EXERCISE DIRECTIONS: Extract all lines in the data that contain the word "title".

MATERIAL FOR THE TASK:
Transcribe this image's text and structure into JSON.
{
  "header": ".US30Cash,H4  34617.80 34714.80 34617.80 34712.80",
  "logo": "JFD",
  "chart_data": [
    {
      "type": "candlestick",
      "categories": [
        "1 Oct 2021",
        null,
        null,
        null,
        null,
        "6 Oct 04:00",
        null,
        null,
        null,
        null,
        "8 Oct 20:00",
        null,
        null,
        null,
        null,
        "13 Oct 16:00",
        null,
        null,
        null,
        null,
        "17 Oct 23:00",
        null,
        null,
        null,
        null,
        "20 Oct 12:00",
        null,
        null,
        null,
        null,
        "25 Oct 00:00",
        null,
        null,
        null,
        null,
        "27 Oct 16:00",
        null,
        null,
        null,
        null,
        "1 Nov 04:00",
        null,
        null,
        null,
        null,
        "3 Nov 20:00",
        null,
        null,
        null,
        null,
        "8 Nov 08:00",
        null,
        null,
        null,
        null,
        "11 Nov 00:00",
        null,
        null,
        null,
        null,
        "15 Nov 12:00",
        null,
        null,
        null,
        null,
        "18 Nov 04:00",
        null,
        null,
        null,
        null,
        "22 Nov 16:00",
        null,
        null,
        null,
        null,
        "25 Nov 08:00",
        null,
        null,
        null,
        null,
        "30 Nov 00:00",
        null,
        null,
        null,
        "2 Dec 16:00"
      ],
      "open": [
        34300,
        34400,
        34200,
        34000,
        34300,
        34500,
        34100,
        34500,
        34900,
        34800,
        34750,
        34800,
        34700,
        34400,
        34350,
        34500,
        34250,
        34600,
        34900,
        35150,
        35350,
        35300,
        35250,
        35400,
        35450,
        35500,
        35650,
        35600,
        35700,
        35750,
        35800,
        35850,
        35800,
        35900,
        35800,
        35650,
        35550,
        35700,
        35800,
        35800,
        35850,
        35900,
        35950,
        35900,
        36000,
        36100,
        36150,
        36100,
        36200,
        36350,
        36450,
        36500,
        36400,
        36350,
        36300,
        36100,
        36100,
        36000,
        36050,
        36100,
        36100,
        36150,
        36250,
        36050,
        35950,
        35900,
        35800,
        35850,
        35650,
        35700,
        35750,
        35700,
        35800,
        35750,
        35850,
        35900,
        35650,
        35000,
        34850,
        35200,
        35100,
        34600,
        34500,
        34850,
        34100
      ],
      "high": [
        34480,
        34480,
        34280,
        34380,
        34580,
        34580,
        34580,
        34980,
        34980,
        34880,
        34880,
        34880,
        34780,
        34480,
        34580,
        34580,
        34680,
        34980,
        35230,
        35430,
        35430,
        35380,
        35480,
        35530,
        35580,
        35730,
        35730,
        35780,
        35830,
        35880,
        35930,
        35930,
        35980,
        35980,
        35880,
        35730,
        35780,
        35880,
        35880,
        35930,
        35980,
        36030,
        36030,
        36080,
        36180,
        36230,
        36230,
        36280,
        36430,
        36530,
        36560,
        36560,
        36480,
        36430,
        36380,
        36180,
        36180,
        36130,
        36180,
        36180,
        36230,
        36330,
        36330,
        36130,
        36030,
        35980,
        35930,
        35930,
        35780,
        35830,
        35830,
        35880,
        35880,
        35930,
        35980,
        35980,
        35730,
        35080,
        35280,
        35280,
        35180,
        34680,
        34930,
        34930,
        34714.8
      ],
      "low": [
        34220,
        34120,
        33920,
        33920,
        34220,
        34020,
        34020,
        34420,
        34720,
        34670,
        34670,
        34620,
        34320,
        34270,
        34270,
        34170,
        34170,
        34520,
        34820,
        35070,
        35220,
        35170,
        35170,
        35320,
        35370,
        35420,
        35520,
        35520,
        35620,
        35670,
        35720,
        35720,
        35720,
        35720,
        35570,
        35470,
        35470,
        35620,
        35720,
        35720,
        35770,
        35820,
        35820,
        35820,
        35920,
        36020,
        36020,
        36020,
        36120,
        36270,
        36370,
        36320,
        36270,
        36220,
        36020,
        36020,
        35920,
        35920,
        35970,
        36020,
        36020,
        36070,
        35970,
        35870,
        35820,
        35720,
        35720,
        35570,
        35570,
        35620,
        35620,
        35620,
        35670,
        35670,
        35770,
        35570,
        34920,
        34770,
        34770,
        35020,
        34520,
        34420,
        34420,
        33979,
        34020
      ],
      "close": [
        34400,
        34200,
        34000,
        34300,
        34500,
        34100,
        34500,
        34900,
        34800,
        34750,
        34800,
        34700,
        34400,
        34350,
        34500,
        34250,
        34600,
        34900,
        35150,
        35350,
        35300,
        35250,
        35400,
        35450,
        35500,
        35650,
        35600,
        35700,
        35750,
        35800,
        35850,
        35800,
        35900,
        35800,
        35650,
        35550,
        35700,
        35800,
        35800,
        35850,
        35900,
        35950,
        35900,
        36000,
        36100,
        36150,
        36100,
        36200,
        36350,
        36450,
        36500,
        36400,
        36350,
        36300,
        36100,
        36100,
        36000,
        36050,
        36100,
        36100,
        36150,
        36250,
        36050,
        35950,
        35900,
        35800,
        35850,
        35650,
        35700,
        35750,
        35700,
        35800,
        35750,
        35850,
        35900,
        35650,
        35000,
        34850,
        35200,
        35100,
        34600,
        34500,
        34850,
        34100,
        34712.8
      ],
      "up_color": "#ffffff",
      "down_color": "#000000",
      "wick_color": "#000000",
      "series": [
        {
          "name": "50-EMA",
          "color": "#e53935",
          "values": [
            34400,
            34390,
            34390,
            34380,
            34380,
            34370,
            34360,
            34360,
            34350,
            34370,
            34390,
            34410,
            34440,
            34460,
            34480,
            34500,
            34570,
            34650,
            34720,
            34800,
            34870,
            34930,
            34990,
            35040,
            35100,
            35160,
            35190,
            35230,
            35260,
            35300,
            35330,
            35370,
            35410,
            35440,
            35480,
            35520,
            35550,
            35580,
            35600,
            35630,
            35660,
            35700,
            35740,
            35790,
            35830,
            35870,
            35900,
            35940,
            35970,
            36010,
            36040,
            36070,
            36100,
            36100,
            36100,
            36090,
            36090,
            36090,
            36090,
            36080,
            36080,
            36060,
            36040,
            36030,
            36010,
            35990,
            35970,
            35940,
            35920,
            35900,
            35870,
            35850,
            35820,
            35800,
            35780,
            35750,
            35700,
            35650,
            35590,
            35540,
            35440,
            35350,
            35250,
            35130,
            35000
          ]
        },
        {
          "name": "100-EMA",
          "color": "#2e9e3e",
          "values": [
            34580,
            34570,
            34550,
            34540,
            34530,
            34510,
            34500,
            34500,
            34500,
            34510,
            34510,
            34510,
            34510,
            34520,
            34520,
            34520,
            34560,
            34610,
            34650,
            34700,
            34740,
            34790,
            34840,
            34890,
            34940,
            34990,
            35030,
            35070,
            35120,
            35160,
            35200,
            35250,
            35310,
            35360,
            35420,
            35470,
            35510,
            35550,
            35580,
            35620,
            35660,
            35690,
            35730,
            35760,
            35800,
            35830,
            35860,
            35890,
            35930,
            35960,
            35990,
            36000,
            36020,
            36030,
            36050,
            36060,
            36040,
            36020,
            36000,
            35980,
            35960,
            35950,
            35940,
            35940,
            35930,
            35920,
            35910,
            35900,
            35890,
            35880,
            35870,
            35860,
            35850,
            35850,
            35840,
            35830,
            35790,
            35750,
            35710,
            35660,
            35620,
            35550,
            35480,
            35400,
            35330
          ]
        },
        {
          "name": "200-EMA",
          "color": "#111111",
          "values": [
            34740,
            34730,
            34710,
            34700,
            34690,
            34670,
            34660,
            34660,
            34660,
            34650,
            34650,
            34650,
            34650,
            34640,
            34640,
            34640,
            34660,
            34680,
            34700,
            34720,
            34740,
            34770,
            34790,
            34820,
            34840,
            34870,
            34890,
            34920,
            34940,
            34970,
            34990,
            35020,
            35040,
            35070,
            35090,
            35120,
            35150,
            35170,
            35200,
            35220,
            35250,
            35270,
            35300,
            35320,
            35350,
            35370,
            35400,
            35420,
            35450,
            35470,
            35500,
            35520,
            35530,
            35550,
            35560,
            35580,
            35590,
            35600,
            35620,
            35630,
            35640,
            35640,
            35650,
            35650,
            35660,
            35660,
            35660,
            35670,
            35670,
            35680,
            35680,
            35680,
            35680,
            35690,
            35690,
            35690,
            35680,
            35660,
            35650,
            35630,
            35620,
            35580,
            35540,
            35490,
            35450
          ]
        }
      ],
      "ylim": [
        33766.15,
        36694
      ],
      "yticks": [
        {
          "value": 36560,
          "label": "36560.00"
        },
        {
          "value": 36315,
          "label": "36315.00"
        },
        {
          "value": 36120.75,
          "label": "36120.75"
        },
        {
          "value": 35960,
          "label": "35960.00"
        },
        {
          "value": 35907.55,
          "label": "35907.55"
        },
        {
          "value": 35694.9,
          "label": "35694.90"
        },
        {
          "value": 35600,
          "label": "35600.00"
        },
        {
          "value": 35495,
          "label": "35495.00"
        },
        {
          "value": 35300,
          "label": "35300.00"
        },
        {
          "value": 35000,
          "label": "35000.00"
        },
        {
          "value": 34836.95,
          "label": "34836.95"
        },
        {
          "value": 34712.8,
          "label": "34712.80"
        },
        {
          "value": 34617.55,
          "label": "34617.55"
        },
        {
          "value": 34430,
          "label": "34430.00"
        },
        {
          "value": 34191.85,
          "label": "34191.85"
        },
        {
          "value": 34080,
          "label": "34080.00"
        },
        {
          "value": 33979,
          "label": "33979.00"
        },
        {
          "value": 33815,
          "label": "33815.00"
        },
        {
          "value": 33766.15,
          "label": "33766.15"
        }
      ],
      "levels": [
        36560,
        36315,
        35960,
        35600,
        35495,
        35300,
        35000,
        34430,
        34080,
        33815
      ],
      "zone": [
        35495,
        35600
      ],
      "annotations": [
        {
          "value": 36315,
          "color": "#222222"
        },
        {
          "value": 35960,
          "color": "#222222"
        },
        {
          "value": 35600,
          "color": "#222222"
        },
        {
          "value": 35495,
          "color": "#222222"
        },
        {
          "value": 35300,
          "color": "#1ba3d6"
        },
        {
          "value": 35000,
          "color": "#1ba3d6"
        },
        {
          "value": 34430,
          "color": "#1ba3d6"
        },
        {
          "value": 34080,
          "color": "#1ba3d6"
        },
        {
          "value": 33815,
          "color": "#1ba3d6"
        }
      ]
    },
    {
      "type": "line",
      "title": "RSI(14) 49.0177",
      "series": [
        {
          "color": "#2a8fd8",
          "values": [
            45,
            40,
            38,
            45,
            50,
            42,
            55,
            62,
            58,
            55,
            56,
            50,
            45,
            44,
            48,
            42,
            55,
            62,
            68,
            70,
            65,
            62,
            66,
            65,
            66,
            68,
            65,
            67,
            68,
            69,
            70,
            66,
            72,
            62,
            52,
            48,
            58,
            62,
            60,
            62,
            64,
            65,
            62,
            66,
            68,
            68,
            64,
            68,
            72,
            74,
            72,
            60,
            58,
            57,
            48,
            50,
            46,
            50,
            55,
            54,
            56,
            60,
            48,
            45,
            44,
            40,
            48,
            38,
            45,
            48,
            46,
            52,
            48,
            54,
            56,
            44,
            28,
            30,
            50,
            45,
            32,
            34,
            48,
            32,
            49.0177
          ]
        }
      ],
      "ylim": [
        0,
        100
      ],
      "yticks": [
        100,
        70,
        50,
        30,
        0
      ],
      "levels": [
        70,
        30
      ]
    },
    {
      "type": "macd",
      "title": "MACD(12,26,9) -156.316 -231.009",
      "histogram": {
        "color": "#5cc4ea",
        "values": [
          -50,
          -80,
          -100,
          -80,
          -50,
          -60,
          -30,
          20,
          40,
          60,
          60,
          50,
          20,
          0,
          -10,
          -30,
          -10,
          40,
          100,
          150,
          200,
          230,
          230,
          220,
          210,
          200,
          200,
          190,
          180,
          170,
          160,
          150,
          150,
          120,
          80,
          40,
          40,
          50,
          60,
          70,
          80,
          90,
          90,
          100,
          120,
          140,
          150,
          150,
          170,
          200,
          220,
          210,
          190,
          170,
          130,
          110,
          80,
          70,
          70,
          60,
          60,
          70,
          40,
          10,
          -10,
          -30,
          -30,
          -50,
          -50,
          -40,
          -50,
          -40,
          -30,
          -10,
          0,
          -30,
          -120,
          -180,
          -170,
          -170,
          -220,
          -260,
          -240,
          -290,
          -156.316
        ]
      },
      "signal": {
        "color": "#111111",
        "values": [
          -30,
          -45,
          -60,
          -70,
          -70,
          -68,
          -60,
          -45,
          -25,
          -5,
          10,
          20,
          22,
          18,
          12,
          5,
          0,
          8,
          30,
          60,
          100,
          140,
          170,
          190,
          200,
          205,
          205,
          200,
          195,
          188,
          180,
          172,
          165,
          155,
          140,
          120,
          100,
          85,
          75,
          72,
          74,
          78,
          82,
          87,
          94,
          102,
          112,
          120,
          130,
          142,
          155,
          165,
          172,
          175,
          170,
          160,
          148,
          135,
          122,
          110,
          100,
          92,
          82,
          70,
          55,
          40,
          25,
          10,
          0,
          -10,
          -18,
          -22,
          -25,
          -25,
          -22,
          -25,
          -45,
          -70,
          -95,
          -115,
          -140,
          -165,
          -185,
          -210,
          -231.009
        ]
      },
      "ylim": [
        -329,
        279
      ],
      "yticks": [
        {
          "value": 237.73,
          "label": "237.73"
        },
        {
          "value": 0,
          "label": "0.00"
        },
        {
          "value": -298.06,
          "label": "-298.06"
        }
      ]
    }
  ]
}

REPLY TO THE TASK:
      "title": "RSI(14) 49.0177",
      "title": "MACD(12,26,9) -156.316 -231.009",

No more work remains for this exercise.